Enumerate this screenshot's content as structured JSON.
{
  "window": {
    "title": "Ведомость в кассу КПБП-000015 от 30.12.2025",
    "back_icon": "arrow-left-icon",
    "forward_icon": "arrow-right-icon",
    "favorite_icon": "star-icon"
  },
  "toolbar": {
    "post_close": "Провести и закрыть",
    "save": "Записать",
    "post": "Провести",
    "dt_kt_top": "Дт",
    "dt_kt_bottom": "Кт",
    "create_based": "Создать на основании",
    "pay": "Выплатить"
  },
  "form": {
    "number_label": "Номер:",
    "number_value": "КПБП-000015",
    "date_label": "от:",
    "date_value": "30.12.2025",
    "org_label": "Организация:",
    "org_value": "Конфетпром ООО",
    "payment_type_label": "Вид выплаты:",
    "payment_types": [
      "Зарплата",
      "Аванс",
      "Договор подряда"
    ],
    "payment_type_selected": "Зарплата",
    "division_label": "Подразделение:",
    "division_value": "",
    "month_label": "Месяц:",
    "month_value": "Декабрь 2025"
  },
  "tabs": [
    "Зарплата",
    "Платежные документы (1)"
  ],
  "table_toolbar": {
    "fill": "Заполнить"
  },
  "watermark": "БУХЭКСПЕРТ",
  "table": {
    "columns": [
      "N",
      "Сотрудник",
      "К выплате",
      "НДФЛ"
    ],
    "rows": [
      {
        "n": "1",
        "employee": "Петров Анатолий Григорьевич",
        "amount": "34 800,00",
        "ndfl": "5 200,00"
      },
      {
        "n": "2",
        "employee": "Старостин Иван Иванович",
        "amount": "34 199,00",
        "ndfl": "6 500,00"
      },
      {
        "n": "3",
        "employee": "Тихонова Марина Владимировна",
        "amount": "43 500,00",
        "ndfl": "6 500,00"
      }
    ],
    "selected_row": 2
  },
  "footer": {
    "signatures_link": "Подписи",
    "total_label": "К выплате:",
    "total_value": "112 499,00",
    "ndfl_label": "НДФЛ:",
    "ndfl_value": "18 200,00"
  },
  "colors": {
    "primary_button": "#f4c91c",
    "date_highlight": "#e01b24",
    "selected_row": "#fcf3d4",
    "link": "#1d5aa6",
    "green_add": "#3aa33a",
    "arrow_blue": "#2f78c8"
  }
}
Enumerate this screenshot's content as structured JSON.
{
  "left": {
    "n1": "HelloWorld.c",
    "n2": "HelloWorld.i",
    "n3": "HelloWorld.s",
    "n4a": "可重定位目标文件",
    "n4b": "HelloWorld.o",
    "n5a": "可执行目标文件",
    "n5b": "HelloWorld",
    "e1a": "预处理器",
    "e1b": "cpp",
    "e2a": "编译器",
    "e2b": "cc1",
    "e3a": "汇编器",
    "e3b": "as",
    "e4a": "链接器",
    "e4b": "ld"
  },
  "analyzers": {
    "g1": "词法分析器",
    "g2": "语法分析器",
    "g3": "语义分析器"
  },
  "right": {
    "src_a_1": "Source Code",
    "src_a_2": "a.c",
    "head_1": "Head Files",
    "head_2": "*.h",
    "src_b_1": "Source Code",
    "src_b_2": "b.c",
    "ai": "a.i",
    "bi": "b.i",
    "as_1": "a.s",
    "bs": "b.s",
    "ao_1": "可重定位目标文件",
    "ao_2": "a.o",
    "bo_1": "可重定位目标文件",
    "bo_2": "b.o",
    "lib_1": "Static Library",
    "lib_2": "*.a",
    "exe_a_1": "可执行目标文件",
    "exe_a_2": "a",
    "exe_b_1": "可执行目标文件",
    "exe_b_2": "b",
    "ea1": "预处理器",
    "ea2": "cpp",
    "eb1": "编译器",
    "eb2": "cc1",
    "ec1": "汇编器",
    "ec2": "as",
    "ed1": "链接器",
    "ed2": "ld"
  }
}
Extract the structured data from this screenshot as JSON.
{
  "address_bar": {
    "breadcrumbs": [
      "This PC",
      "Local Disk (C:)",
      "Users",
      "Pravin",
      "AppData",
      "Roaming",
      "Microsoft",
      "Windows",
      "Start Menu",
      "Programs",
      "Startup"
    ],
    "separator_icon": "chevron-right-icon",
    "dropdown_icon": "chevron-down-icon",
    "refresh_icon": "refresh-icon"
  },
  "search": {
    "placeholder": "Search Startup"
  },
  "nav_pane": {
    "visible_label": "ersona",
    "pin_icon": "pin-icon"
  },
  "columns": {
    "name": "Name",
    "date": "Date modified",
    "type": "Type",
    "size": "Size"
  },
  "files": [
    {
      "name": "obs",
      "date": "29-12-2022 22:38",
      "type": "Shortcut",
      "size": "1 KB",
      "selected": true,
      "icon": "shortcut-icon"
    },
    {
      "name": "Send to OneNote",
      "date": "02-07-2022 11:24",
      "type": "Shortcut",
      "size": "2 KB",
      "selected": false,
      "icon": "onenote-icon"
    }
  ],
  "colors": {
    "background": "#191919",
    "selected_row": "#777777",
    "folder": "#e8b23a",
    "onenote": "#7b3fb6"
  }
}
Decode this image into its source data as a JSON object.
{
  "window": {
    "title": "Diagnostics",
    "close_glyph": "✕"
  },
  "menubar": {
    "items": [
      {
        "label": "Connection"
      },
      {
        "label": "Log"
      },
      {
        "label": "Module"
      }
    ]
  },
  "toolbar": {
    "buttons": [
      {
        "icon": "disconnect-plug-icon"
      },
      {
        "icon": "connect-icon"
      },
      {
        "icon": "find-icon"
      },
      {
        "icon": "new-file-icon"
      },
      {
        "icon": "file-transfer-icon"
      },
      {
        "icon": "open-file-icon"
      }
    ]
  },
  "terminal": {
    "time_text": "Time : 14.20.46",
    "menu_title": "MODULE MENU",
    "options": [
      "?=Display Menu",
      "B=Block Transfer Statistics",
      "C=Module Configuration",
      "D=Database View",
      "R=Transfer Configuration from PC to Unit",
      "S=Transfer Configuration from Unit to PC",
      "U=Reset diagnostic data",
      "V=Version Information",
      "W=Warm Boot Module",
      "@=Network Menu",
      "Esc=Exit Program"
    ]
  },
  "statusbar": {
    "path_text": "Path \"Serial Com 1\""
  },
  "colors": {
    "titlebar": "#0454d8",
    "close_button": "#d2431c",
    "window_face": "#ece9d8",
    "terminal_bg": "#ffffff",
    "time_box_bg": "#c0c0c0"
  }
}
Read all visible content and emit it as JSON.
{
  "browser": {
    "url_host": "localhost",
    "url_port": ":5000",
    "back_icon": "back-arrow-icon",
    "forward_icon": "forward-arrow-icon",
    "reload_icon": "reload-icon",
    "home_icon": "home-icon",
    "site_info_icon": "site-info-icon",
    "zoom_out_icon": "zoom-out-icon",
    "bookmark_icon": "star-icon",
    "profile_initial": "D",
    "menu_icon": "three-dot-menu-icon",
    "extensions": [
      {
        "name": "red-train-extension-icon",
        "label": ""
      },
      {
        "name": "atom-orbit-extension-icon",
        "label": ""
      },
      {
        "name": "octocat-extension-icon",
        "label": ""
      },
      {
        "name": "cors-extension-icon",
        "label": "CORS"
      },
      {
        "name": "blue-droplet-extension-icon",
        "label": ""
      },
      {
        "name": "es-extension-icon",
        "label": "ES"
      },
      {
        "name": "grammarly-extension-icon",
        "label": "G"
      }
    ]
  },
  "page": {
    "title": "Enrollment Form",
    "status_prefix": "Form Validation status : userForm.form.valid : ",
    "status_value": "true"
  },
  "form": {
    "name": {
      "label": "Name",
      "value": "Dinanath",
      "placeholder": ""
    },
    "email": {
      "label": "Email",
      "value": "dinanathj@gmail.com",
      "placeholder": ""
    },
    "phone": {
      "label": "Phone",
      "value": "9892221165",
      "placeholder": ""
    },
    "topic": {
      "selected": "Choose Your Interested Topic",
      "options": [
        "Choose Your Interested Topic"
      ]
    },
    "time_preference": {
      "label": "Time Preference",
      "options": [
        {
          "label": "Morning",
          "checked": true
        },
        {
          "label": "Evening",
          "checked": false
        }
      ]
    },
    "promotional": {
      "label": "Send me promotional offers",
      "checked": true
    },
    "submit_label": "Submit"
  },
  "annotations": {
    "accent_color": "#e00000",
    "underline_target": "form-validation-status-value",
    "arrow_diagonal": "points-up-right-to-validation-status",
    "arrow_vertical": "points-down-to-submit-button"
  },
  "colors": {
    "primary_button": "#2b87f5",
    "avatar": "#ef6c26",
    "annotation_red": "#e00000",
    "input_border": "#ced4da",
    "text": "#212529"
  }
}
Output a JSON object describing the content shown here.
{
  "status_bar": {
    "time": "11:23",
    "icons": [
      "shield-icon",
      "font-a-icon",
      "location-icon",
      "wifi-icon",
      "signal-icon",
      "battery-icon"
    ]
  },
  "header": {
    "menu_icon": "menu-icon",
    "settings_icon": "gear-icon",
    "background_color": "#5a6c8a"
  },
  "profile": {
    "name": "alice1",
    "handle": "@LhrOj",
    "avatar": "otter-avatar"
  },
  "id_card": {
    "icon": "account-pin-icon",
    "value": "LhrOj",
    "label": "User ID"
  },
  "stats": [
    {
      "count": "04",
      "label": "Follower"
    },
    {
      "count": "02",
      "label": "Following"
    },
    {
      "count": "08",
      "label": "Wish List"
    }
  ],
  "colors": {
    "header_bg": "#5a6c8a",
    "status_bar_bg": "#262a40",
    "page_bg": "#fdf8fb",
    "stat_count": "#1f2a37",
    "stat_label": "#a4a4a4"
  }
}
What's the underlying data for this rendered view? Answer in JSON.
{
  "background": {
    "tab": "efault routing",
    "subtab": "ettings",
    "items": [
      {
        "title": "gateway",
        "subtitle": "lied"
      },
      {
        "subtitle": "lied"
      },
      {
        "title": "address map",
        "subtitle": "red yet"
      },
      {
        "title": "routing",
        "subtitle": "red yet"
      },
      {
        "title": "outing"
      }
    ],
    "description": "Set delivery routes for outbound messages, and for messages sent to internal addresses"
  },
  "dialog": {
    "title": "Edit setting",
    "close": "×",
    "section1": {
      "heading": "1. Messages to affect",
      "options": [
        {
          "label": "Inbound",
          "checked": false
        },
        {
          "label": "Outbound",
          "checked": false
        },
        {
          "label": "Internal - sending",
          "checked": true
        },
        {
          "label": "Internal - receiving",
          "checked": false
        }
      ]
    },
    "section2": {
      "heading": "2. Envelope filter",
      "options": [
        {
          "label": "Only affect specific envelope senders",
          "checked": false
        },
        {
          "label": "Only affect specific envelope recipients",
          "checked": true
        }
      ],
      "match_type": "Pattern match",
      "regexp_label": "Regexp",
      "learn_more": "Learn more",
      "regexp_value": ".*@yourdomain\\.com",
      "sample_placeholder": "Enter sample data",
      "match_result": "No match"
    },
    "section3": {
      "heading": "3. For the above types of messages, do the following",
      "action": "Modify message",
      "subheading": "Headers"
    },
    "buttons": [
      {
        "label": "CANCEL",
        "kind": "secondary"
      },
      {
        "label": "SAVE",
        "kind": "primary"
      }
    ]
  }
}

:::

## Instructions for the task
Copy every line of the listing containing the string "Choose".

## Answer below
      "selected": "Choose Your Interested Topic",
        "Choose Your Interested Topic"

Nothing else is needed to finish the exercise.